◆ **DATASET**:
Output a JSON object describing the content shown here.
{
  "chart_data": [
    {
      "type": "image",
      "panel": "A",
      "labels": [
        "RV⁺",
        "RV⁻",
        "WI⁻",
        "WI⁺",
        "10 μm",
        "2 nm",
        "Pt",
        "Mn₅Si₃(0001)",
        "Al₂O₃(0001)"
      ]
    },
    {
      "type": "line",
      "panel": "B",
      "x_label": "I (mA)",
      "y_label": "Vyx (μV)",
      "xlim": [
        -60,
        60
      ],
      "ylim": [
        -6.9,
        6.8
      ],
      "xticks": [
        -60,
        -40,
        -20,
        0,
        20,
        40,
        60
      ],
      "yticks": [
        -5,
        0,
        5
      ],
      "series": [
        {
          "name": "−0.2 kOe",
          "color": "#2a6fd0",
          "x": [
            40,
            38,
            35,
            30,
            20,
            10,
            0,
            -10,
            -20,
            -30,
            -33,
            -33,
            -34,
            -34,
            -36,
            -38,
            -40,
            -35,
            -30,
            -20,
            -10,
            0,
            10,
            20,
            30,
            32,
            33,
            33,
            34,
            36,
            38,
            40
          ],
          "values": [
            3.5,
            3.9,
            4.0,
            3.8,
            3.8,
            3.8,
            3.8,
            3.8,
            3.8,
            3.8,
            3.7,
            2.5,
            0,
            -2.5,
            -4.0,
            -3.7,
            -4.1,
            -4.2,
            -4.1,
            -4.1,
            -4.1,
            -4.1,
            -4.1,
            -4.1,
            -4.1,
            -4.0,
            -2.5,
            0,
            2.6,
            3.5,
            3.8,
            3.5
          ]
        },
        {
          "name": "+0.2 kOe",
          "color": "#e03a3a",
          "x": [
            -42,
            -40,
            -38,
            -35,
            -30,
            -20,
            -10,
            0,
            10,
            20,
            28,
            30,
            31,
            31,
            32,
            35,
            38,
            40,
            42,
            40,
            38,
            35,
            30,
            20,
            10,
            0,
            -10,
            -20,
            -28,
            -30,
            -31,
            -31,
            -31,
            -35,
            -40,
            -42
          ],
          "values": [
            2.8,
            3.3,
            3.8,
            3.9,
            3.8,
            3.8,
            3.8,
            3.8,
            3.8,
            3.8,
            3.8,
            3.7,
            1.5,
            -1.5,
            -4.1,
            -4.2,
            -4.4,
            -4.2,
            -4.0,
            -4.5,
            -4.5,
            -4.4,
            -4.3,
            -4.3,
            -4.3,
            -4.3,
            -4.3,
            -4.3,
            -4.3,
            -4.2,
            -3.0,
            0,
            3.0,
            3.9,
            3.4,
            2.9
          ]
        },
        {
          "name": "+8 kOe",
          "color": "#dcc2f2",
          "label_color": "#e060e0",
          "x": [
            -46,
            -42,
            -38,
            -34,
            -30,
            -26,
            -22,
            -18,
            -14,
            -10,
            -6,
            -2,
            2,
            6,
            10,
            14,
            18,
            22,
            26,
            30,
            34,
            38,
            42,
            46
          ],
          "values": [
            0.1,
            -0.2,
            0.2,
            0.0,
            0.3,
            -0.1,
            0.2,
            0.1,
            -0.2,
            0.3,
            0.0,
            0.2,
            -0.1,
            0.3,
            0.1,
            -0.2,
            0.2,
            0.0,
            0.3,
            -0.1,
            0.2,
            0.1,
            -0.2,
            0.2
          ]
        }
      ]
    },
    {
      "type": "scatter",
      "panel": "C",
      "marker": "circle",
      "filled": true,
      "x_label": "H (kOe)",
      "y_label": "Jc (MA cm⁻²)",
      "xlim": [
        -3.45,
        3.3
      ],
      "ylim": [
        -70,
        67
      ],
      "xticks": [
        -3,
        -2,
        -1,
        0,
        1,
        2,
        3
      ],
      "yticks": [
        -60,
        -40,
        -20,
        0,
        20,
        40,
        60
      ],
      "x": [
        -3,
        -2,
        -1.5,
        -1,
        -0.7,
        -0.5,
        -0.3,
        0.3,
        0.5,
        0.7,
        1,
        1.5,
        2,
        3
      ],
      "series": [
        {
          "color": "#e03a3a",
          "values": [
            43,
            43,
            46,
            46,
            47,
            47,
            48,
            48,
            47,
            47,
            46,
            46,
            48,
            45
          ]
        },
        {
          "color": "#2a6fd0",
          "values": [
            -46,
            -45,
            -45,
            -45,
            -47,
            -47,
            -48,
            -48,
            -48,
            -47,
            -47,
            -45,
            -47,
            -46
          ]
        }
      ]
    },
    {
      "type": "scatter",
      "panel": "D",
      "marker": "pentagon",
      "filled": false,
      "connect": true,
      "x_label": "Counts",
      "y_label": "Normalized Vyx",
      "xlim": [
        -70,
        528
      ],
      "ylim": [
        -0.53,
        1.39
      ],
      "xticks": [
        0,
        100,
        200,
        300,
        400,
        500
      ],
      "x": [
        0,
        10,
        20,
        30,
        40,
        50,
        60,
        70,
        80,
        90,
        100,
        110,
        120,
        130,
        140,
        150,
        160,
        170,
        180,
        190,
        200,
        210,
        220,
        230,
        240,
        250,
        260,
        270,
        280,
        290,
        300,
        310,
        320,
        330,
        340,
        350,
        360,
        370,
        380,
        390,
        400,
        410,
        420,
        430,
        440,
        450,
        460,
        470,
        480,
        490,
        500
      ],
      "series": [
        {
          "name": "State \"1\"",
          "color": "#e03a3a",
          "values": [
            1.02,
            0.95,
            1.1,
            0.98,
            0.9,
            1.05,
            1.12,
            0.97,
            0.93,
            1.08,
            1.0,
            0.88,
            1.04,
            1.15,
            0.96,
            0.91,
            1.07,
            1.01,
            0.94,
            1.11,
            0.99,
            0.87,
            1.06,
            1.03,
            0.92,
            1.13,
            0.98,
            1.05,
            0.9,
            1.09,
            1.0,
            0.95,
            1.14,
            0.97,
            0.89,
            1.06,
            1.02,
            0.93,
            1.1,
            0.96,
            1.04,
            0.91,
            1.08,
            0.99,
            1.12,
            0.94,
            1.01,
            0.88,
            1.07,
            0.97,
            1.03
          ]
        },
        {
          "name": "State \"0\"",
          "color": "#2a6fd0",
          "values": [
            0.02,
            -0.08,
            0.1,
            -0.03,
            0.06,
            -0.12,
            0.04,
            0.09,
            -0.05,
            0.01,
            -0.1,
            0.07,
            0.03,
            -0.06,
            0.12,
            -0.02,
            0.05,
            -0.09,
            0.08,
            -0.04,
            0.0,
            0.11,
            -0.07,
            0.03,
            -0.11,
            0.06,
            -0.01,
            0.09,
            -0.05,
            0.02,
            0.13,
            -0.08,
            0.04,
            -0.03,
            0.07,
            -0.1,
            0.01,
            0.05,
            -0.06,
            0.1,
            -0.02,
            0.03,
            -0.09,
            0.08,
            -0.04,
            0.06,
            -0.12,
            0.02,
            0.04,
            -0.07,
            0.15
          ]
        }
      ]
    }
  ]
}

◆ **WHAT IS EXPECTED**:
Give an exact copy of all the data shown above.

◆ **SOLUTION TO THIS EXERCISE**:
Output a JSON object describing the content shown here.
{
  "chart_data": [
    {
      "type": "image",
      "panel": "A",
      "labels": [
        "RV⁺",
        "RV⁻",
        "WI⁻",
        "WI⁺",
        "10 μm",
        "2 nm",
        "Pt",
        "Mn₅Si₃(0001)",
        "Al₂O₃(0001)"
      ]
    },
    {
      "type": "line",
      "panel": "B",
      "x_label": "I (mA)",
      "y_label": "Vyx (μV)",
      "xlim": [
        -60,
        60
      ],
      "ylim": [
        -6.9,
        6.8
      ],
      "xticks": [
        -60,
        -40,
        -20,
        0,
        20,
        40,
        60
      ],
      "yticks": [
        -5,
        0,
        5
      ],
      "series": [
        {
          "name": "−0.2 kOe",
          "color": "#2a6fd0",
          "x": [
            40,
            38,
            35,
            30,
            20,
            10,
            0,
            -10,
            -20,
            -30,
            -33,
            -33,
            -34,
            -34,
            -36,
            -38,
            -40,
            -35,
            -30,
            -20,
            -10,
            0,
            10,
            20,
            30,
            32,
            33,
            33,
            34,
            36,
            38,
            40
          ],
          "values": [
            3.5,
            3.9,
            4.0,
            3.8,
            3.8,
            3.8,
            3.8,
            3.8,
            3.8,
            3.8,
            3.7,
            2.5,
            0,
            -2.5,
            -4.0,
            -3.7,
            -4.1,
            -4.2,
            -4.1,
            -4.1,
            -4.1,
            -4.1,
            -4.1,
            -4.1,
            -4.1,
            -4.0,
            -2.5,
            0,
            2.6,
            3.5,
            3.8,
            3.5
          ]
        },
        {
          "name": "+0.2 kOe",
          "color": "#e03a3a",
          "x": [
            -42,
            -40,
            -38,
            -35,
            -30,
            -20,
            -10,
            0,
            10,
            20,
            28,
            30,
            31,
            31,
            32,
            35,
            38,
            40,
            42,
            40,
            38,
            35,
            30,
            20,
            10,
            0,
            -10,
            -20,
            -28,
            -30,
            -31,
            -31,
            -31,
            -35,
            -40,
            -42
          ],
          "values": [
            2.8,
            3.3,
            3.8,
            3.9,
            3.8,
            3.8,
            3.8,
            3.8,
            3.8,
            3.8,
            3.8,
            3.7,
            1.5,
            -1.5,
            -4.1,
            -4.2,
            -4.4,
            -4.2,
            -4.0,
            -4.5,
            -4.5,
            -4.4,
            -4.3,
            -4.3,
            -4.3,
            -4.3,
            -4.3,
            -4.3,
            -4.3,
            -4.2,
            -3.0,
            0,
            3.0,
            3.9,
            3.4,
            2.9
          ]
        },
        {
          "name": "+8 kOe",
          "color": "#dcc2f2",
          "label_color": "#e060e0",
          "x": [
            -46,
            -42,
            -38,
            -34,
            -30,
            -26,
            -22,
            -18,
            -14,
            -10,
            -6,
            -2,
            2,
            6,
            10,
            14,
            18,
            22,
            26,
            30,
            34,
            38,
            42,
            46
          ],
          "values": [
            0.1,
            -0.2,
            0.2,
            0.0,
            0.3,
            -0.1,
            0.2,
            0.1,
            -0.2,
            0.3,
            0.0,
            0.2,
            -0.1,
            0.3,
            0.1,
            -0.2,
            0.2,
            0.0,
            0.3,
            -0.1,
            0.2,
            0.1,
            -0.2,
            0.2
          ]
        }
      ]
    },
    {
      "type": "scatter",
      "panel": "C",
      "marker": "circle",
      "filled": true,
      "x_label": "H (kOe)",
      "y_label": "Jc (MA cm⁻²)",
      "xlim": [
        -3.45,
        3.3
      ],
      "ylim": [
        -70,
        67
      ],
      "xticks": [
        -3,
        -2,
        -1,
        0,
        1,
        2,
        3
      ],
      "yticks": [
        -60,
        -40,
        -20,
        0,
        20,
        40,
        60
      ],
      "x": [
        -3,
        -2,
        -1.5,
        -1,
        -0.7,
        -0.5,
        -0.3,
        0.3,
        0.5,
        0.7,
        1,
        1.5,
        2,
        3
      ],
      "series": [
        {
          "color": "#e03a3a",
          "values": [
            43,
            43,
            46,
            46,
            47,
            47,
            48,
            48,
            47,
            47,
            46,
            46,
            48,
            45
          ]
        },
        {
          "color": "#2a6fd0",
          "values": [
            -46,
            -45,
            -45,
            -45,
            -47,
            -47,
            -48,
            -48,
            -48,
            -47,
            -47,
            -45,
            -47,
            -46
          ]
        }
      ]
    },
    {
      "type": "scatter",
      "panel": "D",
      "marker": "pentagon",
      "filled": false,
      "connect": true,
      "x_label": "Counts",
      "y_label": "Normalized Vyx",
      "xlim": [
        -70,
        528
      ],
      "ylim": [
        -0.53,
        1.39
      ],
      "xticks": [
        0,
        100,
        200,
        300,
        400,
        500
      ],
      "x": [
        0,
        10,
        20,
        30,
        40,
        50,
        60,
        70,
        80,
        90,
        100,
        110,
        120,
        130,
        140,
        150,
        160,
        170,
        180,
        190,
        200,
        210,
        220,
        230,
        240,
        250,
        260,
        270,
        280,
        290,
        300,
        310,
        320,
        330,
        340,
        350,
        360,
        370,
        380,
        390,
        400,
        410,
        420,
        430,
        440,
        450,
        460,
        470,
        480,
        490,
        500
      ],
      "series": [
        {
          "name": "State \"1\"",
          "color": "#e03a3a",
          "values": [
            1.02,
            0.95,
            1.1,
            0.98,
            0.9,
            1.05,
            1.12,
            0.97,
            0.93,
            1.08,
            1.0,
            0.88,
            1.04,
            1.15,
            0.96,
            0.91,
            1.07,
            1.01,
            0.94,
            1.11,
            0.99,
            0.87,
            1.06,
            1.03,
            0.92,
            1.13,
            0.98,
            1.05,
            0.9,
            1.09,
            1.0,
            0.95,
            1.14,
            0.97,
            0.89,
            1.06,
            1.02,
            0.93,
            1.1,
            0.96,
            1.04,
            0.91,
            1.08,
            0.99,
            1.12,
            0.94,
            1.01,
            0.88,
            1.07,
            0.97,
            1.03
          ]
        },
        {
          "name": "State \"0\"",
          "color": "#2a6fd0",
          "values": [
            0.02,
            -0.08,
            0.1,
            -0.03,
            0.06,
            -0.12,
            0.04,
            0.09,
            -0.05,
            0.01,
            -0.1,
            0.07,
            0.03,
            -0.06,
            0.12,
            -0.02,
            0.05,
            -0.09,
            0.08,
            -0.04,
            0.0,
            0.11,
            -0.07,
            0.03,
            -0.11,
            0.06,
            -0.01,
            0.09,
            -0.05,
            0.02,
            0.13,
            -0.08,
            0.04,
            -0.03,
            0.07,
            -0.1,
            0.01,
            0.05,
            -0.06,
            0.1,
            -0.02,
            0.03,
            -0.09,
            0.08,
            -0.04,
            0.06,
            -0.12,
            0.02,
            0.04,
            -0.07,
            0.15
          ]
        }
      ]
    }
  ]
}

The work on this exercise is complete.